GIVEN ENTRIES:
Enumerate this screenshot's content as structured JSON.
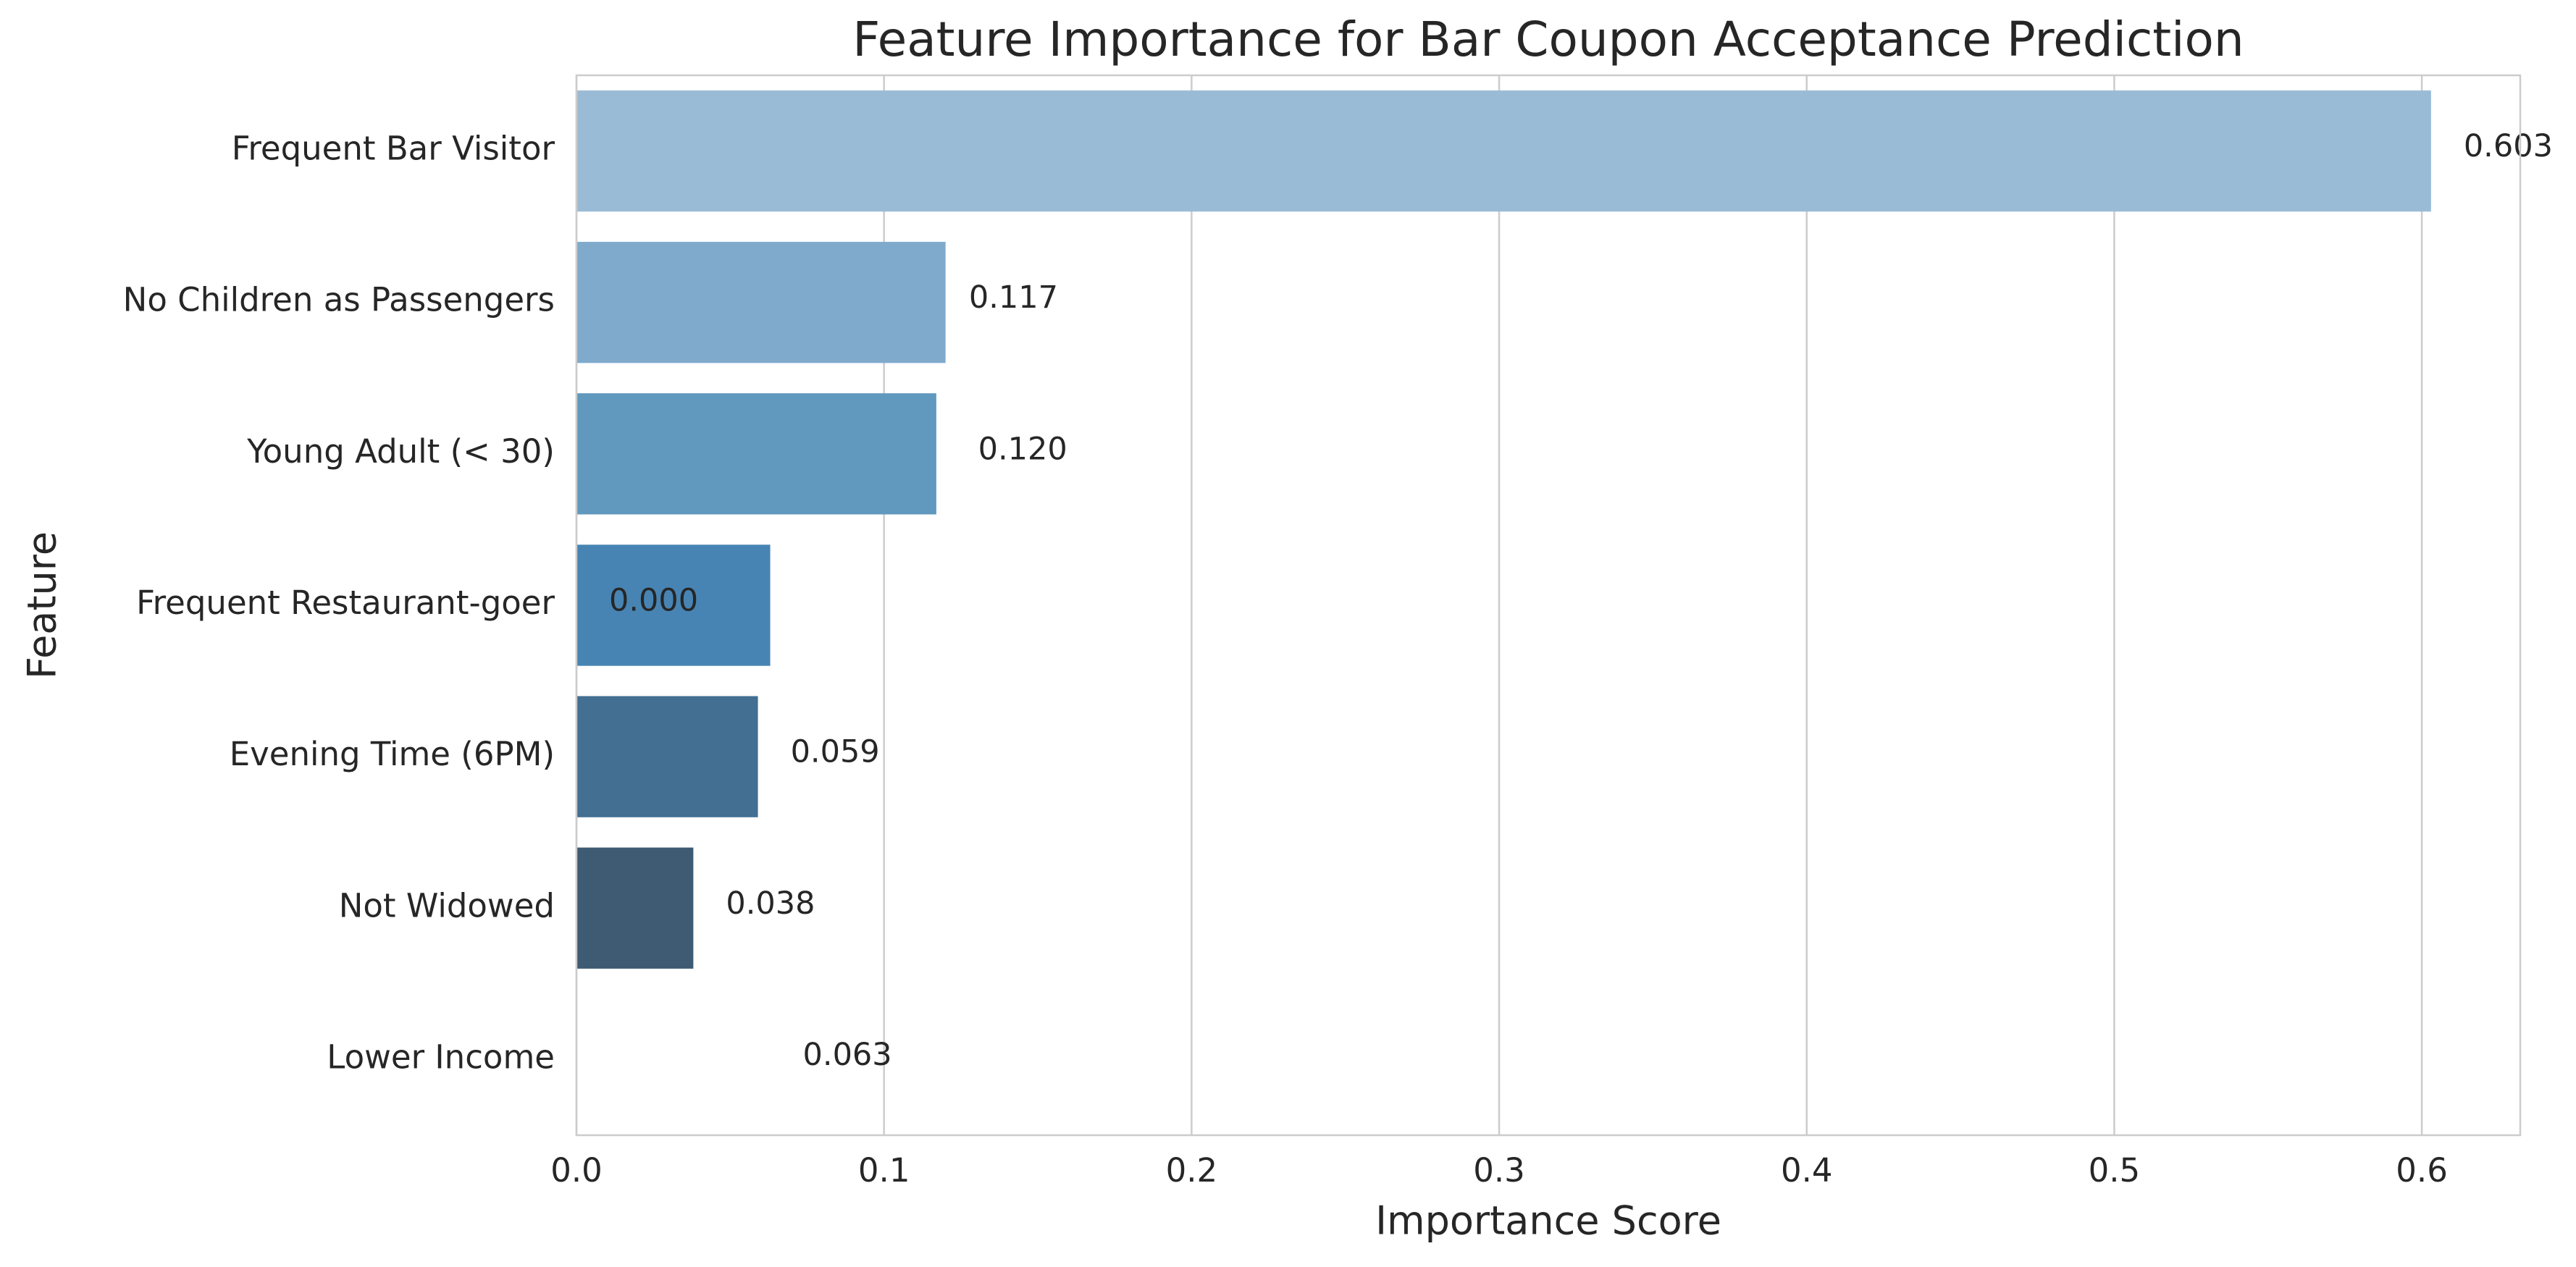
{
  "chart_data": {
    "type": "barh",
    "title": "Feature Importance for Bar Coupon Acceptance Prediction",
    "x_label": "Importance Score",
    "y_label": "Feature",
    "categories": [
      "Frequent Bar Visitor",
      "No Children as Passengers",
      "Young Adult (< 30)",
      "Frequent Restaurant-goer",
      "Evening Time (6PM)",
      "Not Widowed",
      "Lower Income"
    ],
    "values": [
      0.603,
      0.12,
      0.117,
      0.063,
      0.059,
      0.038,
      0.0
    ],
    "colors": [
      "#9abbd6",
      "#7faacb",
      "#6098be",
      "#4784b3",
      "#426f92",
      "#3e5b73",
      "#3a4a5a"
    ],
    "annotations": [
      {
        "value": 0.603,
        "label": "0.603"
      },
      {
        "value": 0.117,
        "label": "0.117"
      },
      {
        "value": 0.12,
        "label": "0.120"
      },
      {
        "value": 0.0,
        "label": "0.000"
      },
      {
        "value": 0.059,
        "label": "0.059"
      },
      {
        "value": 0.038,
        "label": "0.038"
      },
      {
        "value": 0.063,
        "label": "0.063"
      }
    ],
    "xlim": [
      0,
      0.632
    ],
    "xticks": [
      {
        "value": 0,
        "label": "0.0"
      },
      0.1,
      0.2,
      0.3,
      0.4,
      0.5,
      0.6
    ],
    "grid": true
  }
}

--

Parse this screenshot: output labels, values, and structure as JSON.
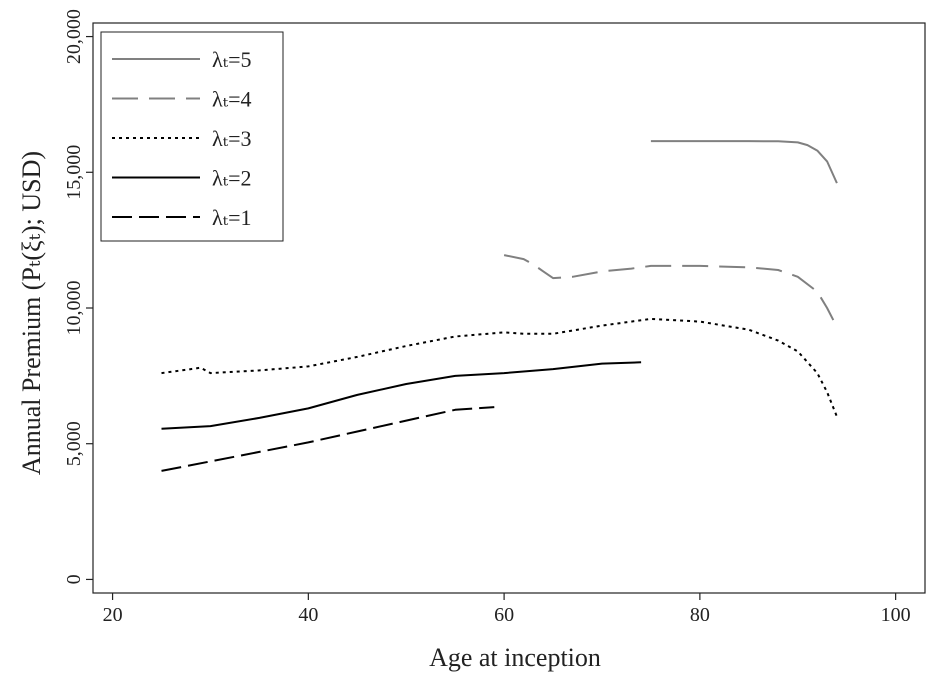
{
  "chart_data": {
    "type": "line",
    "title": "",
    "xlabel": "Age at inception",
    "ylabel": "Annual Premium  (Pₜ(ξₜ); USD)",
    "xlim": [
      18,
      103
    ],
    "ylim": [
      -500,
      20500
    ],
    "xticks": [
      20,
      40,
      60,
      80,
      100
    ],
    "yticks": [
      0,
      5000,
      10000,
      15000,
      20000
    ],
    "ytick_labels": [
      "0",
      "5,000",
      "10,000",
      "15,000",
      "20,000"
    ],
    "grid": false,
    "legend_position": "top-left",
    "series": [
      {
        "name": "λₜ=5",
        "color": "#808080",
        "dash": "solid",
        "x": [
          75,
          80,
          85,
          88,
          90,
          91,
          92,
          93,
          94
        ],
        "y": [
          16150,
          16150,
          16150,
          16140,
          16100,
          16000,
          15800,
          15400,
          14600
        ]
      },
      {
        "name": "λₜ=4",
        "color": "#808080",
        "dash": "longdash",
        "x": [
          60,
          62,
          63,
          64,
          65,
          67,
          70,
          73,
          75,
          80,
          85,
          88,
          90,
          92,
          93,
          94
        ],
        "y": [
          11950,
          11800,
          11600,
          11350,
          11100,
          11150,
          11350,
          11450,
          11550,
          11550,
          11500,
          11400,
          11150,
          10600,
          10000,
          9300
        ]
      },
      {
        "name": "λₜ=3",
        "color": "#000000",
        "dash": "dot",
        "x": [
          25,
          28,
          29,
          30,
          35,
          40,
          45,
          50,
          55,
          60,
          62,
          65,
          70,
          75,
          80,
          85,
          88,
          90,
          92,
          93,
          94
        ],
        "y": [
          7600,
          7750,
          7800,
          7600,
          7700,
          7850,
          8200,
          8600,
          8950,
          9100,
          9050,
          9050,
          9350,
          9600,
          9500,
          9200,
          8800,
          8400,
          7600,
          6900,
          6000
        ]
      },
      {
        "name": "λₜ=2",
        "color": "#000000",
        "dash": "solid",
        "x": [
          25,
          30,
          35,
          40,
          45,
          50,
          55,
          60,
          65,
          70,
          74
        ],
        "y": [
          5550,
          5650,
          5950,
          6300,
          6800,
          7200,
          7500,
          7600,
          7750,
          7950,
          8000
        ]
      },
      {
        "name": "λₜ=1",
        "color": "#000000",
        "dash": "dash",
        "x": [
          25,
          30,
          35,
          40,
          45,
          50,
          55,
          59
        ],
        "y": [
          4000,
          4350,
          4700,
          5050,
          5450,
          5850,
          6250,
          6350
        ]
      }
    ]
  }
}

TO BE DONE: Gather each line of the listing containing the word "title" and show it.

ANSWER TO THE TASK:
    "title": "Feature Importance for Bar Coupon Acceptance Prediction",
    "title": "",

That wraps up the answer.